* start Excerpted data *

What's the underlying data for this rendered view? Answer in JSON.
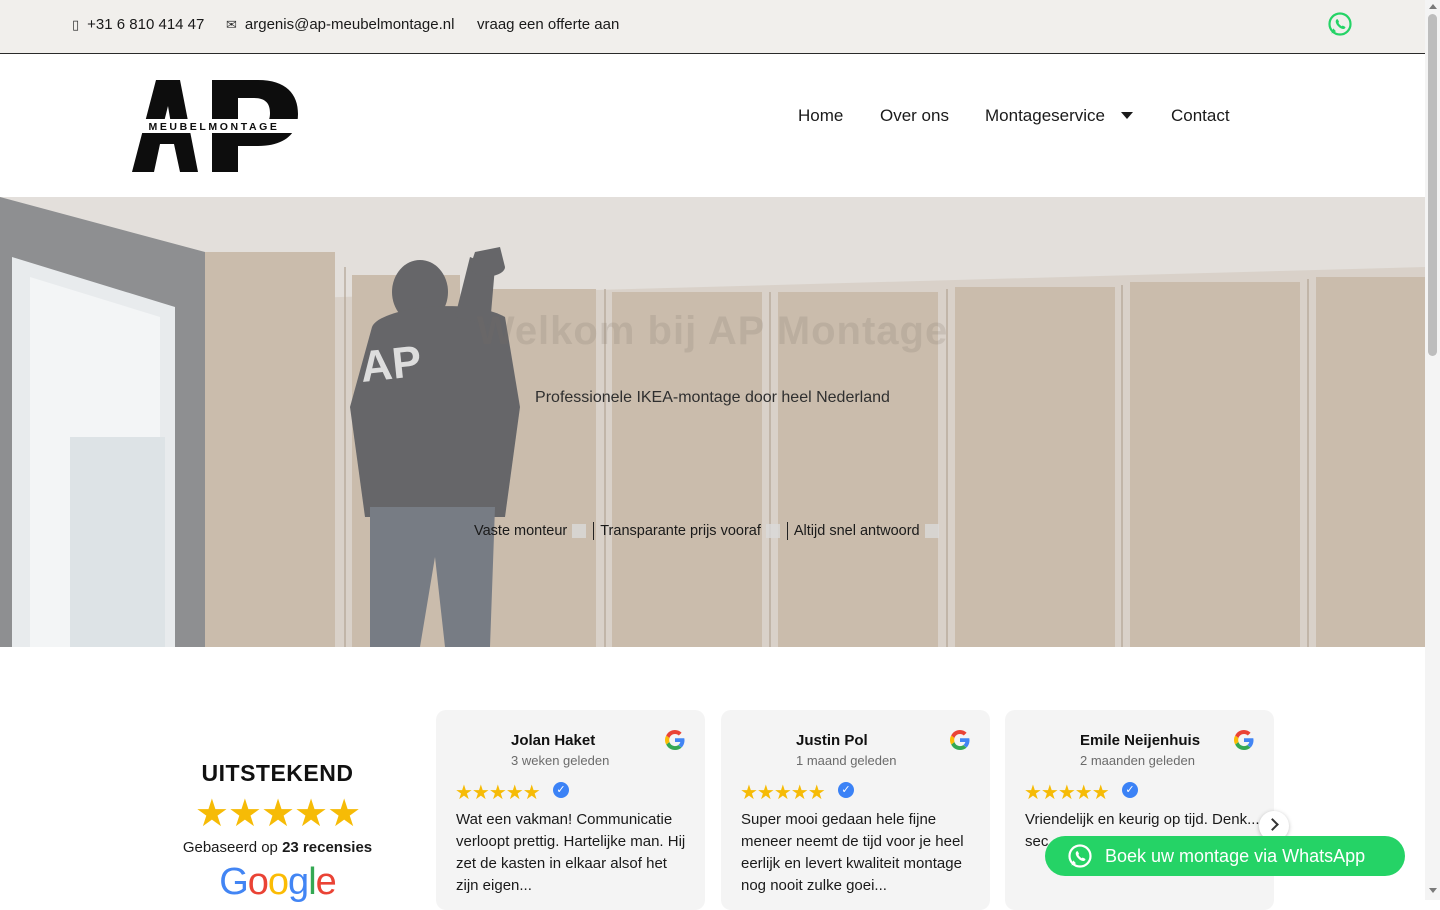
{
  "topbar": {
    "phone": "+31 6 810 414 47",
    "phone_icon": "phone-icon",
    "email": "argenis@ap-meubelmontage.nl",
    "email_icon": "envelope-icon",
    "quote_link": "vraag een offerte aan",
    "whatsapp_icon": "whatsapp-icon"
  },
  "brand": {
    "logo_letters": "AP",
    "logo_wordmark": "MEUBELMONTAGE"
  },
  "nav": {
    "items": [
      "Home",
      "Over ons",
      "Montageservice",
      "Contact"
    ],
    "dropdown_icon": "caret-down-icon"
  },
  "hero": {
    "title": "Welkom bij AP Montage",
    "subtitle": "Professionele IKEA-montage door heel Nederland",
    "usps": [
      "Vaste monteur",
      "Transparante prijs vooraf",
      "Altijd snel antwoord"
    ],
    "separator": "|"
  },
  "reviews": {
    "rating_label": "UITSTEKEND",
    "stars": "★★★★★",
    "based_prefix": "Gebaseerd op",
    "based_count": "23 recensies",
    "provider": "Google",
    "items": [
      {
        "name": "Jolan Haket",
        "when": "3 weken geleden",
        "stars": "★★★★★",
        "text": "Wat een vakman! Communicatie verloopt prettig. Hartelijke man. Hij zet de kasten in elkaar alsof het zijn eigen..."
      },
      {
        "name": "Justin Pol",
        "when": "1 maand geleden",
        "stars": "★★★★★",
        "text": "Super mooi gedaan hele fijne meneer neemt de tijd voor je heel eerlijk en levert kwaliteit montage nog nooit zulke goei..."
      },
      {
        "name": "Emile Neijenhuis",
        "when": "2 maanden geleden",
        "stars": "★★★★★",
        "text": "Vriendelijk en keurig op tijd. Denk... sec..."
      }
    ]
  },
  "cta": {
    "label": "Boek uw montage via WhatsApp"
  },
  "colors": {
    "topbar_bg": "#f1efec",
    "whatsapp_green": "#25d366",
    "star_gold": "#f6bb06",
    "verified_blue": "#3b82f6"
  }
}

* end Excerpted data *

Task requirements:
Write out the entries above verbatim; the pictures do not belong in your copy.

Output of the exercise:
What's the underlying data for this rendered view? Answer in JSON.
{
  "topbar": {
    "phone": "+31 6 810 414 47",
    "phone_icon": "phone-icon",
    "email": "argenis@ap-meubelmontage.nl",
    "email_icon": "envelope-icon",
    "quote_link": "vraag een offerte aan",
    "whatsapp_icon": "whatsapp-icon"
  },
  "brand": {
    "logo_letters": "AP",
    "logo_wordmark": "MEUBELMONTAGE"
  },
  "nav": {
    "items": [
      "Home",
      "Over ons",
      "Montageservice",
      "Contact"
    ],
    "dropdown_icon": "caret-down-icon"
  },
  "hero": {
    "title": "Welkom bij AP Montage",
    "subtitle": "Professionele IKEA-montage door heel Nederland",
    "usps": [
      "Vaste monteur",
      "Transparante prijs vooraf",
      "Altijd snel antwoord"
    ],
    "separator": "|"
  },
  "reviews": {
    "rating_label": "UITSTEKEND",
    "stars": "★★★★★",
    "based_prefix": "Gebaseerd op",
    "based_count": "23 recensies",
    "provider": "Google",
    "items": [
      {
        "name": "Jolan Haket",
        "when": "3 weken geleden",
        "stars": "★★★★★",
        "text": "Wat een vakman! Communicatie verloopt prettig. Hartelijke man. Hij zet de kasten in elkaar alsof het zijn eigen..."
      },
      {
        "name": "Justin Pol",
        "when": "1 maand geleden",
        "stars": "★★★★★",
        "text": "Super mooi gedaan hele fijne meneer neemt de tijd voor je heel eerlijk en levert kwaliteit montage nog nooit zulke goei..."
      },
      {
        "name": "Emile Neijenhuis",
        "when": "2 maanden geleden",
        "stars": "★★★★★",
        "text": "Vriendelijk en keurig op tijd. Denk... sec..."
      }
    ]
  },
  "cta": {
    "label": "Boek uw montage via WhatsApp"
  },
  "colors": {
    "topbar_bg": "#f1efec",
    "whatsapp_green": "#25d366",
    "star_gold": "#f6bb06",
    "verified_blue": "#3b82f6"
  }
}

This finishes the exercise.